_TASK:_
Note how many lines in the entries contain the string "ورايي", then give that number and nothing else.

+++ EXERCISE MATERIALS

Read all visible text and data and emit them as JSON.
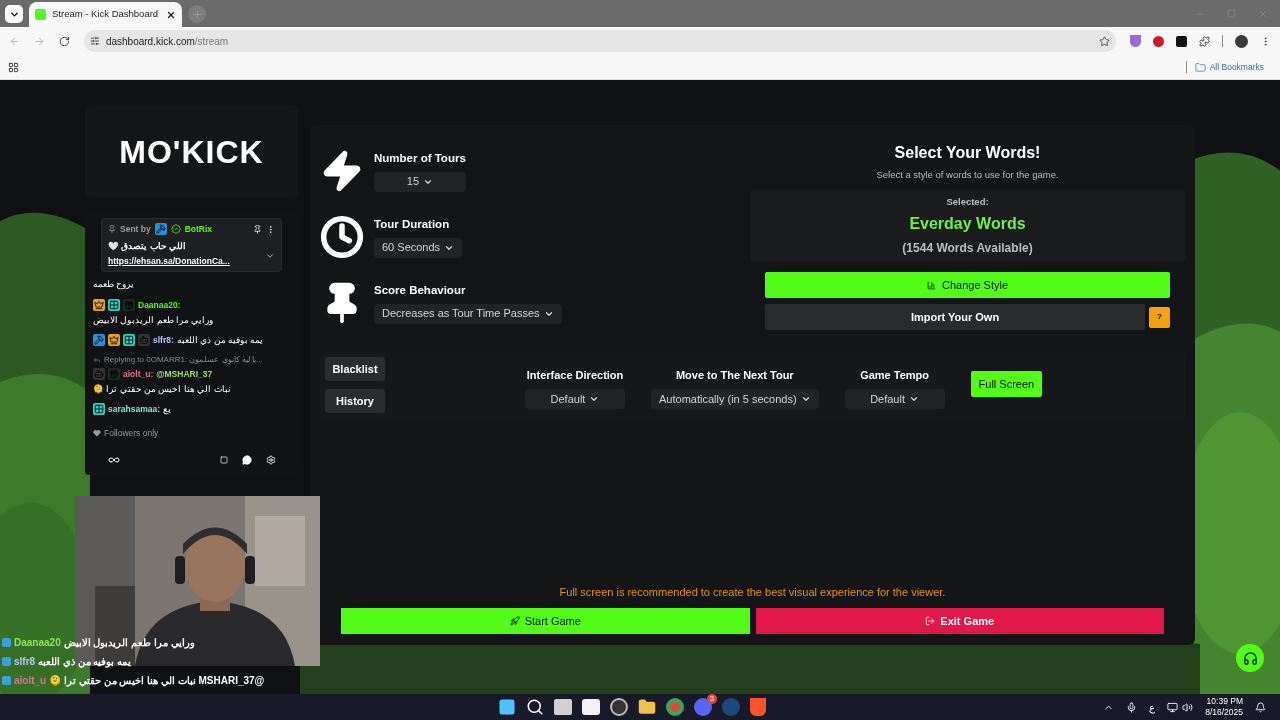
{
  "browser": {
    "tab_title": "Stream - Kick Dashboard",
    "url_host": "dashboard.kick.com",
    "url_path": "/stream",
    "bookmarks_label": "All Bookmarks"
  },
  "logo": "MO'KICK",
  "chat": {
    "pinned": {
      "sent_by": "Sent by",
      "author": "BotRix",
      "text": "اللي حاب يتصدق 🤍",
      "link": "https://ehsan.sa/DonationCa..."
    },
    "messages": [
      {
        "kind": "continuation",
        "text": "يروح طعمه"
      },
      {
        "kind": "message",
        "badges": [
          {
            "kind": "crown"
          },
          {
            "kind": "grid"
          },
          {
            "kind": "gift"
          }
        ],
        "user": "Daanaa20:",
        "color": "#53fc18",
        "text": "ورايي مرا طعم الريدبول الابيض"
      },
      {
        "kind": "message",
        "badges": [
          {
            "kind": "hammer"
          },
          {
            "kind": "crown"
          },
          {
            "kind": "grid"
          },
          {
            "kind": "bot"
          }
        ],
        "user": "slfr8:",
        "color": "#b6c4ff",
        "text": "يمه بوفيه من ذي اللعبه"
      },
      {
        "kind": "reply",
        "text": "Replying to 0OMARR1: يا ليه كانوي عسلمون..."
      },
      {
        "kind": "message",
        "badges": [
          {
            "kind": "bot"
          },
          {
            "kind": "gift"
          }
        ],
        "user": "aiolt_u:",
        "color": "#e0708e",
        "mention": "@MSHARI_37",
        "text": "نبات الي هنا اخيس من حقتي ترا 🫠"
      },
      {
        "kind": "message",
        "badges": [
          {
            "kind": "grid"
          }
        ],
        "user": "sarahsamaa:",
        "color": "#7fe8d0",
        "text": "بع"
      }
    ],
    "mode": "Followers only"
  },
  "settings": [
    {
      "kind": "bolt",
      "label": "Number of Tours",
      "value": "15"
    },
    {
      "kind": "clock",
      "label": "Tour Duration",
      "value": "60 Seconds"
    },
    {
      "kind": "pin",
      "label": "Score Behaviour",
      "value": "Decreases as Tour Time Passes"
    }
  ],
  "words": {
    "title": "Select Your Words!",
    "subtitle": "Select a style of words to use for the game.",
    "selected_label": "Selected:",
    "selected": "Everday Words",
    "count": "(1544 Words Available)",
    "change_button": "Change Style",
    "import_button": "Import Your Own",
    "help_button": "?"
  },
  "side_buttons": [
    "Blacklist",
    "History"
  ],
  "options": [
    {
      "label": "Interface Direction",
      "value": "Default"
    },
    {
      "label": "Move to The Next Tour",
      "value": "Automatically (in 5 seconds)"
    },
    {
      "label": "Game Tempo",
      "value": "Default"
    }
  ],
  "fullscreen_button": "Full Screen",
  "notice": "Full screen is recommended to create the best visual experience for the viewer.",
  "start_button": "Start Game",
  "exit_button": "Exit Game",
  "overlay_chat": [
    {
      "user": "Daanaa20",
      "color": "#8ee84a",
      "text": "ورايي مرا طعم الريدبول الابيض"
    },
    {
      "user": "slfr8",
      "color": "#b6c4ff",
      "text": "يمه بوفيه من ذي اللعبه"
    },
    {
      "user": "aiolt_u",
      "color": "#e0708e",
      "text": "@MSHARI_37 نبات الي هنا اخيس من حقتي ترا 🫠"
    }
  ],
  "taskbar": {
    "input_language": "ع",
    "time": "10:39 PM",
    "date": "8/16/2025",
    "discord_badge": "3"
  }
}
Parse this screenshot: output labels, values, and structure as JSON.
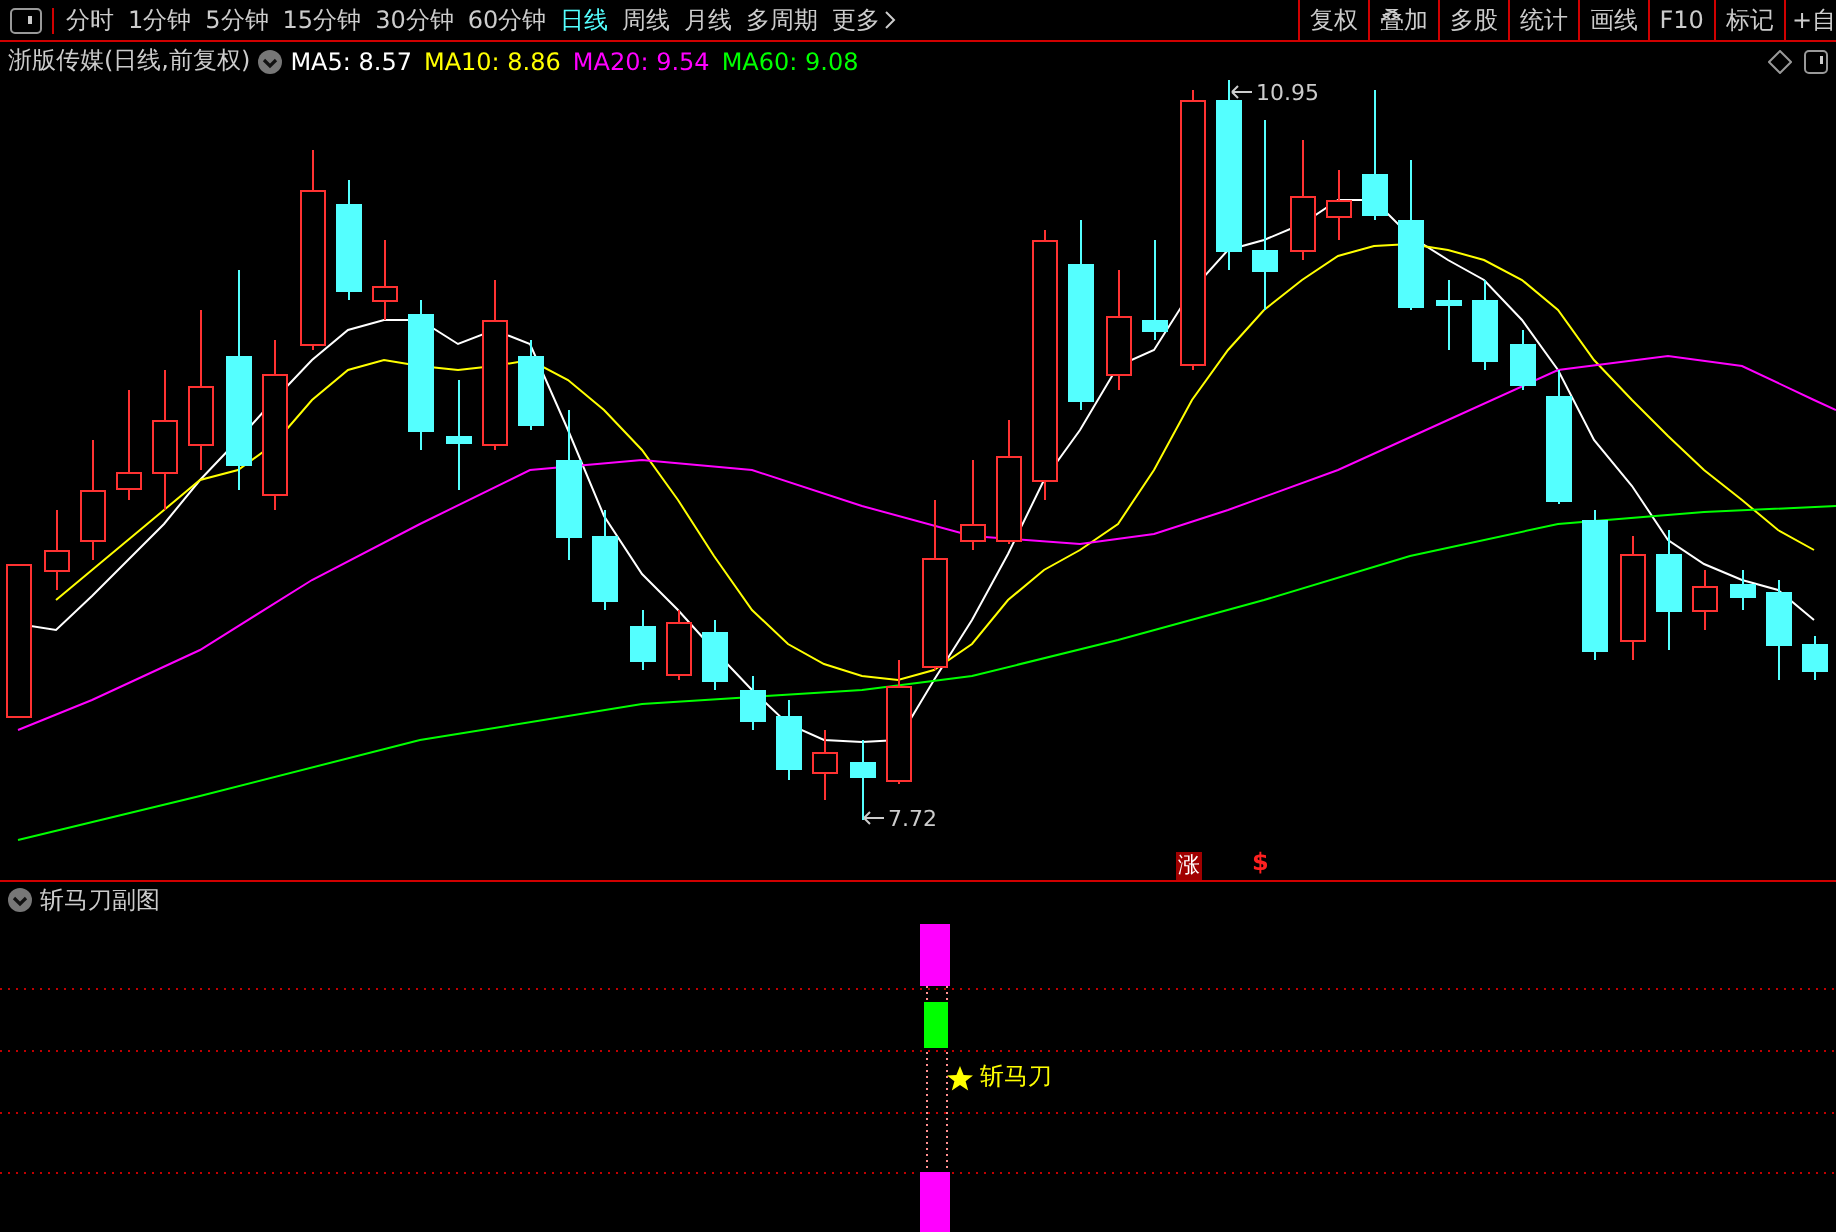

++++++

_COMPLETE ANSWER:_
2